┌─ Input rows
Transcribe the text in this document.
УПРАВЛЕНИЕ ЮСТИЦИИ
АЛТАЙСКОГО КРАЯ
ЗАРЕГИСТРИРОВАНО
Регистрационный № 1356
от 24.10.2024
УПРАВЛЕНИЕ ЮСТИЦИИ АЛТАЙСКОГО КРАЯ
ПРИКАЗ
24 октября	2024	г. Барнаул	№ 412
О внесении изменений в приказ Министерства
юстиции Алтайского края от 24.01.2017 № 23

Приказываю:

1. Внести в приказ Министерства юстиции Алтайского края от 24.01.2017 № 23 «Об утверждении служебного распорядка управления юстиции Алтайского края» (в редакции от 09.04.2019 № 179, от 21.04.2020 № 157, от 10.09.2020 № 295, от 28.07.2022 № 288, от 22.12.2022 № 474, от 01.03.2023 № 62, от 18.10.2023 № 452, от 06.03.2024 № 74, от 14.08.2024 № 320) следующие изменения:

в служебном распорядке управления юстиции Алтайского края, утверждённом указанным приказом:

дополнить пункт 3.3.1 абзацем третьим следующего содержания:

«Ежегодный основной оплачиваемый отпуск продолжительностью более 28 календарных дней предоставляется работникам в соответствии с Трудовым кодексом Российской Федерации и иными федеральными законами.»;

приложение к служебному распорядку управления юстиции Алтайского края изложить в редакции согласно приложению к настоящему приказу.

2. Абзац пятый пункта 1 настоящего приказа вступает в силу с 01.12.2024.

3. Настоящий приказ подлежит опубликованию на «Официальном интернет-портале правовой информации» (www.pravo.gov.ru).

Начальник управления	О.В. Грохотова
└─
- **Brief**: Reproduce each record exactly as it appears.

- **Full response**:
Transcribe the text in this document.
УПРАВЛЕНИЕ ЮСТИЦИИ
АЛТАЙСКОГО КРАЯ
ЗАРЕГИСТРИРОВАНО
Регистрационный № 1356
от 24.10.2024
УПРАВЛЕНИЕ ЮСТИЦИИ АЛТАЙСКОГО КРАЯ
ПРИКАЗ
24 октября	2024	г. Барнаул	№ 412
О внесении изменений в приказ Министерства
юстиции Алтайского края от 24.01.2017 № 23

Приказываю:

1. Внести в приказ Министерства юстиции Алтайского края от 24.01.2017 № 23 «Об утверждении служебного распорядка управления юстиции Алтайского края» (в редакции от 09.04.2019 № 179, от 21.04.2020 № 157, от 10.09.2020 № 295, от 28.07.2022 № 288, от 22.12.2022 № 474, от 01.03.2023 № 62, от 18.10.2023 № 452, от 06.03.2024 № 74, от 14.08.2024 № 320) следующие изменения:

в служебном распорядке управления юстиции Алтайского края, утверждённом указанным приказом:

дополнить пункт 3.3.1 абзацем третьим следующего содержания:

«Ежегодный основной оплачиваемый отпуск продолжительностью более 28 календарных дней предоставляется работникам в соответствии с Трудовым кодексом Российской Федерации и иными федеральными законами.»;

приложение к служебному распорядку управления юстиции Алтайского края изложить в редакции согласно приложению к настоящему приказу.

2. Абзац пятый пункта 1 настоящего приказа вступает в силу с 01.12.2024.

3. Настоящий приказ подлежит опубликованию на «Официальном интернет-портале правовой информации» (www.pravo.gov.ru).

Начальник управления	О.В. Грохотова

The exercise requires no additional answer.